| DATASET ROWS |
----------
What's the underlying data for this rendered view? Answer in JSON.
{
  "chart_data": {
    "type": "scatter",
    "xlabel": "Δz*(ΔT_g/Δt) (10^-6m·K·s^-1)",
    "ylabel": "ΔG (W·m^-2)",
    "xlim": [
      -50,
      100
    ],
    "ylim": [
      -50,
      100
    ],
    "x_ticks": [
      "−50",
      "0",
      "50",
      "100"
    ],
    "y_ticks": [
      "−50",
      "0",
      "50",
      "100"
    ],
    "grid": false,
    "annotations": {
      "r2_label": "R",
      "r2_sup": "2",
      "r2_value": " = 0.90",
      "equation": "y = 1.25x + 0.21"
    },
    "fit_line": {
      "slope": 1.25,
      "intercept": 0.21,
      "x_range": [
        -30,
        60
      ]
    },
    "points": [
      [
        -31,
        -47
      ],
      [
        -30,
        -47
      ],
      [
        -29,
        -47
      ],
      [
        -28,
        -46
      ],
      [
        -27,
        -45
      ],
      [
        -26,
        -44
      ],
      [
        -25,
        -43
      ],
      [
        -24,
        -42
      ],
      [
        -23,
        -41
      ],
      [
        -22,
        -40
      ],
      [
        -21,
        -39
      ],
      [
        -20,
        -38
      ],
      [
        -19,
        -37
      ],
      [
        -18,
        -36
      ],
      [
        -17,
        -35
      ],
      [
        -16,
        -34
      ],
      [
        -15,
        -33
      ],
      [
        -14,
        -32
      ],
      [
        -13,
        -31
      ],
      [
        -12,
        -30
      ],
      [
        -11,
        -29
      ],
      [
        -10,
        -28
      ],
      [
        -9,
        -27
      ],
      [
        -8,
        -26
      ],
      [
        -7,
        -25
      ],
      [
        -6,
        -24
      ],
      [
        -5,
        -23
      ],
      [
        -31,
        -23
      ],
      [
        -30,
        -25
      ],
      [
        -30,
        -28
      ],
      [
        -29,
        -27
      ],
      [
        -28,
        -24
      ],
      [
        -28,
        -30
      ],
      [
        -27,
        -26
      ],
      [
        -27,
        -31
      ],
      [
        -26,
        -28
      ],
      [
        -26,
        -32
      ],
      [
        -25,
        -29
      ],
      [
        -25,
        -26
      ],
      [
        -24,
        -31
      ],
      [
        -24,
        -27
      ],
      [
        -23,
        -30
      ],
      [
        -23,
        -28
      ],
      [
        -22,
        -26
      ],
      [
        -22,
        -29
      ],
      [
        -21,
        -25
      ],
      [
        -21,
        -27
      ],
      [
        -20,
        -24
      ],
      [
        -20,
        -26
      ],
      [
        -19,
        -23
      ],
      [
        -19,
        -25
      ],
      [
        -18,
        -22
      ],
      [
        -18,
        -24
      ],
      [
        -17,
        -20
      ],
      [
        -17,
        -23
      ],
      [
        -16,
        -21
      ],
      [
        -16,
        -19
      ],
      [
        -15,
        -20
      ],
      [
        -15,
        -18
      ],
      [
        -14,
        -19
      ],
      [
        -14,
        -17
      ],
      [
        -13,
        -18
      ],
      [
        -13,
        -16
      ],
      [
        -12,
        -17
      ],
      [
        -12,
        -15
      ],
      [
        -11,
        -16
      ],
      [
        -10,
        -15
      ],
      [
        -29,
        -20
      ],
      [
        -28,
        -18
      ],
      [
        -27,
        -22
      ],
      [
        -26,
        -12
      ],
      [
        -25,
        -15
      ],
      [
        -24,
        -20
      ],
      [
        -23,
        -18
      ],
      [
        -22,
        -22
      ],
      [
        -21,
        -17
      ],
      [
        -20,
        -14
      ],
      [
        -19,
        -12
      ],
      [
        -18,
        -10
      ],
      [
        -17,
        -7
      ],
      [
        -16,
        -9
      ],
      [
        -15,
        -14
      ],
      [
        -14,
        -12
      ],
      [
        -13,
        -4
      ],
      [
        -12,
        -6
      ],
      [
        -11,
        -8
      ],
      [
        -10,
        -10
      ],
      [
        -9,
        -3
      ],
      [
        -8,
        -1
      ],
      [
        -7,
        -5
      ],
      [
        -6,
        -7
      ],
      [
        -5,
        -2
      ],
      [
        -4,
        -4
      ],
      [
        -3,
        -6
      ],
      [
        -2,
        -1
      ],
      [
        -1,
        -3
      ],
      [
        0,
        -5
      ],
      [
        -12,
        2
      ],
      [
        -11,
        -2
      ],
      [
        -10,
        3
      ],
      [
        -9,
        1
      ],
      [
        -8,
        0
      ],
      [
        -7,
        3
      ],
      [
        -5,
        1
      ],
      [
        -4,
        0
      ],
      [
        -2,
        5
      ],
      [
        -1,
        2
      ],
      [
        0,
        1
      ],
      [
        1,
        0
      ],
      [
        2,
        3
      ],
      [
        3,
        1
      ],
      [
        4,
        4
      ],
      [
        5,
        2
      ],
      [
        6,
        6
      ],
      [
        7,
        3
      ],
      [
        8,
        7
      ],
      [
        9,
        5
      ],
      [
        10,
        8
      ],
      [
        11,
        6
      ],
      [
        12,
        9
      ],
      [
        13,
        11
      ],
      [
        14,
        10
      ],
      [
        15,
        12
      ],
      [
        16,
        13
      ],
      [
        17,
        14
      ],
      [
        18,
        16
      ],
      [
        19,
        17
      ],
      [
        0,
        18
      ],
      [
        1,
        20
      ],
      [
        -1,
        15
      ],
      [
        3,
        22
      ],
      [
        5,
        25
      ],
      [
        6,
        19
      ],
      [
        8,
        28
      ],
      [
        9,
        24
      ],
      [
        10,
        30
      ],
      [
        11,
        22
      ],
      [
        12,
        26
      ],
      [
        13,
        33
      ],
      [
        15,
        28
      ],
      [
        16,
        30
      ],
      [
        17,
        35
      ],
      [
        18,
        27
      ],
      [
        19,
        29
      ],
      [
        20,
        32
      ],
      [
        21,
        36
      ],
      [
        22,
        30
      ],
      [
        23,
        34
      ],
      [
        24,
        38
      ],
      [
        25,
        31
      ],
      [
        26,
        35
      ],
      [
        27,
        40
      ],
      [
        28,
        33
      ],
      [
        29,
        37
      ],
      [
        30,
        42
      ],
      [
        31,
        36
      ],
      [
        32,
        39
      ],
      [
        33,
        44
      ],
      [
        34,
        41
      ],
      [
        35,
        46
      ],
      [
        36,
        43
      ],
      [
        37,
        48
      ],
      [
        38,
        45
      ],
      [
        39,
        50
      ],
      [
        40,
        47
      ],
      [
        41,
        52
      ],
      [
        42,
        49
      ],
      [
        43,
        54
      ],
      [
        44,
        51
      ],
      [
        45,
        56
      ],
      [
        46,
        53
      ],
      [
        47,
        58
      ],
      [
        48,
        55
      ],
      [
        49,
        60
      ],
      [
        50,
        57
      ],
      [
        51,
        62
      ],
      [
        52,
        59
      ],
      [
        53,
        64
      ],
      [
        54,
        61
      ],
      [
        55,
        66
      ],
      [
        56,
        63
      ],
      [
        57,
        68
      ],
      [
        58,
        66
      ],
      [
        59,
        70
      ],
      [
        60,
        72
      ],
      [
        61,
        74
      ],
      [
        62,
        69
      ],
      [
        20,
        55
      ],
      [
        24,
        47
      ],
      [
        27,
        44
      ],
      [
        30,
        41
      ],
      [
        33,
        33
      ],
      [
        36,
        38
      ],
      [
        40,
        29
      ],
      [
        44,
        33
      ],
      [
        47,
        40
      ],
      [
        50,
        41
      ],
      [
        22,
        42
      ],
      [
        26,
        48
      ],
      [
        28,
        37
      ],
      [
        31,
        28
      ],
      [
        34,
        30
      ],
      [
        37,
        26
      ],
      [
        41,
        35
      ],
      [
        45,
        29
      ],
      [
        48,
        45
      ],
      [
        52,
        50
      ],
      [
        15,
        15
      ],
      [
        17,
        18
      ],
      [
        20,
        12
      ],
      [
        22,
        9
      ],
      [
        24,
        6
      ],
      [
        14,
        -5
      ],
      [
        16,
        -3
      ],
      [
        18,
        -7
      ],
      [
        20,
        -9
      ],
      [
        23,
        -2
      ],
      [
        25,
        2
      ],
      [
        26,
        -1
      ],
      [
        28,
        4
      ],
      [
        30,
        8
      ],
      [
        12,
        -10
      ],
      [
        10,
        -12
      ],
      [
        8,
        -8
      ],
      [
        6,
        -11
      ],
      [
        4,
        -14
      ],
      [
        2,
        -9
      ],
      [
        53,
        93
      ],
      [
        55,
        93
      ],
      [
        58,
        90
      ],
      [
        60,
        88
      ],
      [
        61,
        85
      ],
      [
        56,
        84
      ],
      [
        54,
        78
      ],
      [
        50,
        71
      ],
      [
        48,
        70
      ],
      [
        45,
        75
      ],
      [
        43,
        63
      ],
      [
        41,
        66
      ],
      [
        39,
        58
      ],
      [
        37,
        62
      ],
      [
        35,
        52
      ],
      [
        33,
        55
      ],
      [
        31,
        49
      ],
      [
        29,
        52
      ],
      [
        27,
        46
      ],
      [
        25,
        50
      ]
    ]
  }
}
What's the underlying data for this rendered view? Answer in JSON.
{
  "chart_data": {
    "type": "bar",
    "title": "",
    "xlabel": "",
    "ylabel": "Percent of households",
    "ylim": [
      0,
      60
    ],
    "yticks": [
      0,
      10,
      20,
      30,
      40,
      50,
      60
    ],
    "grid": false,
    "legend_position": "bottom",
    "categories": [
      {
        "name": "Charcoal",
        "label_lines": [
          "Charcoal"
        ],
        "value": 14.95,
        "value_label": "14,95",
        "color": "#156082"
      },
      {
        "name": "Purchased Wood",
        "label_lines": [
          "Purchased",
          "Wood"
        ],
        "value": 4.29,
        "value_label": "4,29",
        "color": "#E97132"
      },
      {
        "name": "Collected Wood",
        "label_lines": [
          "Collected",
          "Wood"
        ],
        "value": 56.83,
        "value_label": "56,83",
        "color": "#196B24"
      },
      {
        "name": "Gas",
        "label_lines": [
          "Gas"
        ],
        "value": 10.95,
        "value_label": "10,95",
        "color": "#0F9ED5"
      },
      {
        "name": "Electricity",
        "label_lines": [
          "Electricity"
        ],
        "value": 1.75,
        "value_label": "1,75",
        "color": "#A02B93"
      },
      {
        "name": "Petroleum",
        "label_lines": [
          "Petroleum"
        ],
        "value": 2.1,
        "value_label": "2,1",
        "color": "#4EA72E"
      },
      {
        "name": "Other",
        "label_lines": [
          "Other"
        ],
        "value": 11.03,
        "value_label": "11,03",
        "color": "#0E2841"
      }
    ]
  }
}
----------
| WHAT THE TASK REQUIRES |
Copy out every line of the material above that mentions the word "name".

| REPLY |
        "name": "Charcoal",
        "name": "Purchased Wood",
        "name": "Collected Wood",
        "name": "Gas",
        "name": "Electricity",
        "name": "Petroleum",
        "name": "Other",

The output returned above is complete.